*Exercise*:
Please report every line from the material that contains the word "principal".

== Data to use

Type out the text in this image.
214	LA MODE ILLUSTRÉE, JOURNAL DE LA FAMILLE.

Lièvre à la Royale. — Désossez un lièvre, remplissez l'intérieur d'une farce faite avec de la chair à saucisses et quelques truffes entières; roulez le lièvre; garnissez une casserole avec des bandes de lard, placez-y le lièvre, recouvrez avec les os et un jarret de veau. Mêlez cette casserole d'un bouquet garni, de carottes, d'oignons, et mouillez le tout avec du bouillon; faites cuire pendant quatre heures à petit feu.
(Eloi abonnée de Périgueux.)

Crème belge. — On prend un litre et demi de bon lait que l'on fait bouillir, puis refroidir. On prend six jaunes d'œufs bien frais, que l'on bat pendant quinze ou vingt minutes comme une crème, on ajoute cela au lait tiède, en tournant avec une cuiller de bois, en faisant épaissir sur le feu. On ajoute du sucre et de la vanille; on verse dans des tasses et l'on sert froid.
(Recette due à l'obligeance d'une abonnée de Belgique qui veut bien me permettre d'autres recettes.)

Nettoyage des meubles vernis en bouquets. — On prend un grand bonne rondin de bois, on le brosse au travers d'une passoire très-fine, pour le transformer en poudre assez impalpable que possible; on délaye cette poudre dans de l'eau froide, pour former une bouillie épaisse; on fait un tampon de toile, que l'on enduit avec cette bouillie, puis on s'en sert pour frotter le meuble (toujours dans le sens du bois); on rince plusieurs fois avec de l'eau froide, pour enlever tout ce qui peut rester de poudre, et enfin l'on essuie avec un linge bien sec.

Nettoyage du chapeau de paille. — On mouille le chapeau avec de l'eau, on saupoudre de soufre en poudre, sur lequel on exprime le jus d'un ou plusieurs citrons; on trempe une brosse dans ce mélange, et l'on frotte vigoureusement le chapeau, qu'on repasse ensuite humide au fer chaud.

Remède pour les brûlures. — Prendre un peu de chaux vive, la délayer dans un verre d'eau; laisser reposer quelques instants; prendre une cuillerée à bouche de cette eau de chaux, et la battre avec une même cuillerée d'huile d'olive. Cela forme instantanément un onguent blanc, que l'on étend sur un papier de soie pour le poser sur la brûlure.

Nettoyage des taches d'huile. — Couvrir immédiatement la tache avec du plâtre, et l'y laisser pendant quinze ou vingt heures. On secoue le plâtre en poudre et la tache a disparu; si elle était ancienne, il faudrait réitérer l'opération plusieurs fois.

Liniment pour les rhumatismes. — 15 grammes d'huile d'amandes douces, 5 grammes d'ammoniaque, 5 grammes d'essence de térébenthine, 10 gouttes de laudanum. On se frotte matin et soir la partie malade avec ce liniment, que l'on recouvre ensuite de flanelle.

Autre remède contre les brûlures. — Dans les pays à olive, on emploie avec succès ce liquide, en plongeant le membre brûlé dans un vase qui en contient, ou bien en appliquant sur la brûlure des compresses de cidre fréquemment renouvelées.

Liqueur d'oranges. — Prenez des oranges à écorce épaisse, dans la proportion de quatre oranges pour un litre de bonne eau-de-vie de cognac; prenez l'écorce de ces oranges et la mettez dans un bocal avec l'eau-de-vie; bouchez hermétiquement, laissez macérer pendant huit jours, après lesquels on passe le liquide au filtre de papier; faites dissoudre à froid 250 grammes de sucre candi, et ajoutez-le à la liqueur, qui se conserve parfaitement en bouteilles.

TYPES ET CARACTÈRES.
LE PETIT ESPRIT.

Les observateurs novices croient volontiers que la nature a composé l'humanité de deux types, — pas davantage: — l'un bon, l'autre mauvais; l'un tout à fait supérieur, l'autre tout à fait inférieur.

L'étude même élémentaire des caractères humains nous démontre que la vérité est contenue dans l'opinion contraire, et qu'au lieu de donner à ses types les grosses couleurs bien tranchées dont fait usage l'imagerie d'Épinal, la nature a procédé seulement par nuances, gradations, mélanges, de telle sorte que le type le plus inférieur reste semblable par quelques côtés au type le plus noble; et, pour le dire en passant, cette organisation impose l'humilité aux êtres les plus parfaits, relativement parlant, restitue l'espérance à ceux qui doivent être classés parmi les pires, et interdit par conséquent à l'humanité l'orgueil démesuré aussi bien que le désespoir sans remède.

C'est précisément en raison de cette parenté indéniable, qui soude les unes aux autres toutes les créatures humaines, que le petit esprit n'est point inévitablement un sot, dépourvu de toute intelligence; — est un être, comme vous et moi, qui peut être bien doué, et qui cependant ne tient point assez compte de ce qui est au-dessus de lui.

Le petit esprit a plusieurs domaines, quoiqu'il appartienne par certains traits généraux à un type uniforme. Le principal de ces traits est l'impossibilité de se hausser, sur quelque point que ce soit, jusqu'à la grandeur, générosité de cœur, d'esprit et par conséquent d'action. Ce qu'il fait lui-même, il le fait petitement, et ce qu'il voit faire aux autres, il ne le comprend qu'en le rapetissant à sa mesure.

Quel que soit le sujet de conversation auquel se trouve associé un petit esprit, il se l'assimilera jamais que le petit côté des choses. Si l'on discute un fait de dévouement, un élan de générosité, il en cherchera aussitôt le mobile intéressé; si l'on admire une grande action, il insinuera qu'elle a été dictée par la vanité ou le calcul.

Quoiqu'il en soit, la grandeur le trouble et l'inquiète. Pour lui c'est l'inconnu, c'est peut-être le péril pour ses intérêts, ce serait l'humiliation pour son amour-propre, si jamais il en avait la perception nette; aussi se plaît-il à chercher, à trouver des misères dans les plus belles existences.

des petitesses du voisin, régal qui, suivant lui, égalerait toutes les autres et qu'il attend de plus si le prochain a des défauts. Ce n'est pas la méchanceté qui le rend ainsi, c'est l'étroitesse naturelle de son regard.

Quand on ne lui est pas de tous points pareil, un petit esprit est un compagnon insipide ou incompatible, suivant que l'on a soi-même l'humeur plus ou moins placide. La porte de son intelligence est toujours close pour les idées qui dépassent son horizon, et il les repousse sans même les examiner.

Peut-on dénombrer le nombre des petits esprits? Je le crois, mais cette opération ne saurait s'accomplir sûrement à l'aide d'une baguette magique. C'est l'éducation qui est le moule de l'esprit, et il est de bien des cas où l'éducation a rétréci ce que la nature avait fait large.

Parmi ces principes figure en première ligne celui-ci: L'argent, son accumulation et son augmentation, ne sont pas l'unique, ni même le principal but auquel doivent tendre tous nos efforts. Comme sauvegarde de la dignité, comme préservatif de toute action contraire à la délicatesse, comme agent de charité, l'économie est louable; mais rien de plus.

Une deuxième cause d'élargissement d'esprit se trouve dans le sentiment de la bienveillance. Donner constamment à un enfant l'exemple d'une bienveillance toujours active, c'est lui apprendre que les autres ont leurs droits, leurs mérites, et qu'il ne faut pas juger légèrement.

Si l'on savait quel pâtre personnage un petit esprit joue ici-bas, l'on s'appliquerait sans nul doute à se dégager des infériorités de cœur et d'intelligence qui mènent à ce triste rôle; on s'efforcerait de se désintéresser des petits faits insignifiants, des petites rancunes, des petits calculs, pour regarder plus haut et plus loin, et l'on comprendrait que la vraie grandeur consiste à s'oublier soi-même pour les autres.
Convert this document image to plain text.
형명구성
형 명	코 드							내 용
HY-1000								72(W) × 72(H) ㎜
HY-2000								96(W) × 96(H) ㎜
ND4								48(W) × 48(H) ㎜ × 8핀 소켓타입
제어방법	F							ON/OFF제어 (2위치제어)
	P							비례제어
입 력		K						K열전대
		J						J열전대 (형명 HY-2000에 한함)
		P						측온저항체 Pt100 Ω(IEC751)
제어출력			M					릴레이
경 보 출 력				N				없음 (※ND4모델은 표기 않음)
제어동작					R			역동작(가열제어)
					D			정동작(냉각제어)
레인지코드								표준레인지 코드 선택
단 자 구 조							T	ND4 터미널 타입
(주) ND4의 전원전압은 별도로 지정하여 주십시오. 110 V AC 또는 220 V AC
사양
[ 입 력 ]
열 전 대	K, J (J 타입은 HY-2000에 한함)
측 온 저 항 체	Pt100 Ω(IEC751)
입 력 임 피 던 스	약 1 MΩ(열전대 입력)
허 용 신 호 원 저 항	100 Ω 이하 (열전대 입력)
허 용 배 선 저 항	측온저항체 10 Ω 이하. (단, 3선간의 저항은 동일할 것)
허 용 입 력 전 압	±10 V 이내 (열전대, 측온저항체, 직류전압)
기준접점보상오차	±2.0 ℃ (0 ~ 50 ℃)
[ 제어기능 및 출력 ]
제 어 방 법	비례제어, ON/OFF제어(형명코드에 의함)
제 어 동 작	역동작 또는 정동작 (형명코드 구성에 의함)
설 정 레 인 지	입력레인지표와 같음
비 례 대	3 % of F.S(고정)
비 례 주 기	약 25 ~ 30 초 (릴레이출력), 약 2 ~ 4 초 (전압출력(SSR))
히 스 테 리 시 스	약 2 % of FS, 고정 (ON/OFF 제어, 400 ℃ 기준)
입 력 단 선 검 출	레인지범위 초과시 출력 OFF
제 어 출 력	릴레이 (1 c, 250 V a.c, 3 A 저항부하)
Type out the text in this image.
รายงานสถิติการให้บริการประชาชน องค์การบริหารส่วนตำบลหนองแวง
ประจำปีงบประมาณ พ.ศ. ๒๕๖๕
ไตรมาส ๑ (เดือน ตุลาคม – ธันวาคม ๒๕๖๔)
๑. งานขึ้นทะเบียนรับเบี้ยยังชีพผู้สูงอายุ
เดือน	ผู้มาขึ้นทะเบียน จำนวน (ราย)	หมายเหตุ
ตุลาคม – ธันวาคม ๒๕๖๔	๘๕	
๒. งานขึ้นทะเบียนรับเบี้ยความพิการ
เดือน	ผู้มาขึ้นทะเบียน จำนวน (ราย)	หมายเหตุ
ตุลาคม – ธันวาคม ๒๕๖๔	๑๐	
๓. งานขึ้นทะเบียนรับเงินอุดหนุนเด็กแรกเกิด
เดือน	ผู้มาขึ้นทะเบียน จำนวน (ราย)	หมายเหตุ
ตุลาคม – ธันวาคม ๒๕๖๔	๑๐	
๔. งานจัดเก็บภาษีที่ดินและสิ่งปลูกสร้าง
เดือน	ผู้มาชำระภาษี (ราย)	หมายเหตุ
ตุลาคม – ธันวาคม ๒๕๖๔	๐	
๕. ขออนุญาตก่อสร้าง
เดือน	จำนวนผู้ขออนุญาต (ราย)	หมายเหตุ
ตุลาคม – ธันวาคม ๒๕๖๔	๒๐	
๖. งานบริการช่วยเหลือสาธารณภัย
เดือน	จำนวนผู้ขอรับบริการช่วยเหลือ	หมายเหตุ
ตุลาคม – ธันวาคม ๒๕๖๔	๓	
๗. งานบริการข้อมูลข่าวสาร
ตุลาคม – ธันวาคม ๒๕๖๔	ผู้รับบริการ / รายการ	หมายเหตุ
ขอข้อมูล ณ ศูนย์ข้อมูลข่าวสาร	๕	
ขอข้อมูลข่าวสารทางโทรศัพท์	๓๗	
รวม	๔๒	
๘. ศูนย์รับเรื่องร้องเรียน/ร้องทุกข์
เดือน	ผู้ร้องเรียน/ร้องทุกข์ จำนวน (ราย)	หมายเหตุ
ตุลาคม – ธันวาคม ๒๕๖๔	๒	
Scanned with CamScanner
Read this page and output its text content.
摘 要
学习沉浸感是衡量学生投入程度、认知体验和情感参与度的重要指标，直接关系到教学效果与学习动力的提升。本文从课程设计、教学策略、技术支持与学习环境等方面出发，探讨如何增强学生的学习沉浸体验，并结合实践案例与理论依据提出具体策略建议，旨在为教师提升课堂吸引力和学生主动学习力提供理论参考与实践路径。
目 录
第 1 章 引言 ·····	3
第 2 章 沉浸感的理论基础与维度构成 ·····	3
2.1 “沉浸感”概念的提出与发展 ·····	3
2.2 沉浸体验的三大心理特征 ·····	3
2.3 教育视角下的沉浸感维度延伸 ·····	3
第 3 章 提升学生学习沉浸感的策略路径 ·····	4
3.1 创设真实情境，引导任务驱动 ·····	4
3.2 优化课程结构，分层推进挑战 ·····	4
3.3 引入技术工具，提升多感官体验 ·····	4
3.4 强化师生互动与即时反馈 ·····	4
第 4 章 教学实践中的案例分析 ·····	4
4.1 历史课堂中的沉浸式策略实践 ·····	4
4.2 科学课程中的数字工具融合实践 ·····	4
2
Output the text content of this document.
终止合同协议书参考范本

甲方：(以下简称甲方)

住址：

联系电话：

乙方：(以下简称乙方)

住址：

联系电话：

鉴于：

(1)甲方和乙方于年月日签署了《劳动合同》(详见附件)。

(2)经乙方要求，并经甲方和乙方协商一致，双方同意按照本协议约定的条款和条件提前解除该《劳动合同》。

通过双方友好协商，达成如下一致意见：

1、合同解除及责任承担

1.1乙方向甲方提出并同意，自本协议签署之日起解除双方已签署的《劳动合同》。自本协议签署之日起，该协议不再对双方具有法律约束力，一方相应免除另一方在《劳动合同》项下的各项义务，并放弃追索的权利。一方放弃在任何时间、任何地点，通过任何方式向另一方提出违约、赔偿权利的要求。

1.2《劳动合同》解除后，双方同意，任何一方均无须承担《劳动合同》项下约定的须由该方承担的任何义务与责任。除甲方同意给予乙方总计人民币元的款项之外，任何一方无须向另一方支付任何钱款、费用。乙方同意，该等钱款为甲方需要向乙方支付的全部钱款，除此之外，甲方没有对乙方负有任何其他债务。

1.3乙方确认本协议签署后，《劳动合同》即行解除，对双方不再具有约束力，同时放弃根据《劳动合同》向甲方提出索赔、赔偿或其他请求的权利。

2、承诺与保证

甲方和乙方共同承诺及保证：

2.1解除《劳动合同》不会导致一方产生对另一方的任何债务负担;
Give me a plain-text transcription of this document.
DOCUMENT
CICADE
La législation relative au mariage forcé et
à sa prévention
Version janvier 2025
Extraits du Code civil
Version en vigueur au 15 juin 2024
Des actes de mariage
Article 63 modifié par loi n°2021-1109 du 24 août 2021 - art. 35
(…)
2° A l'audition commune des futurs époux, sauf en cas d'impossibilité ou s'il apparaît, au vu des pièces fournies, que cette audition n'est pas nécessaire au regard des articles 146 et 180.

====

*Finished task*:
Le petit esprit a plusieurs domaines, quoiqu'il appartienne par certains traits généraux à un type uniforme. Le principal de ces traits est l'impossibilité de se hausser, sur quelque point que ce soit, jusqu'à la grandeur, générosité de cœur, d'esprit et par conséquent d'action. Ce qu'il fait lui-même, il le fait petitement, et ce qu'il voit faire aux autres, il ne le comprend qu'en le rapetissant à sa mesure.
Parmi ces principes figure en première ligne celui-ci: L'argent, son accumulation et son augmentation, ne sont pas l'unique, ni même le principal but auquel doivent tendre tous nos efforts. Comme sauvegarde de la dignité, comme préservatif de toute action contraire à la délicatesse, comme agent de charité, l'économie est louable; mais rien de plus.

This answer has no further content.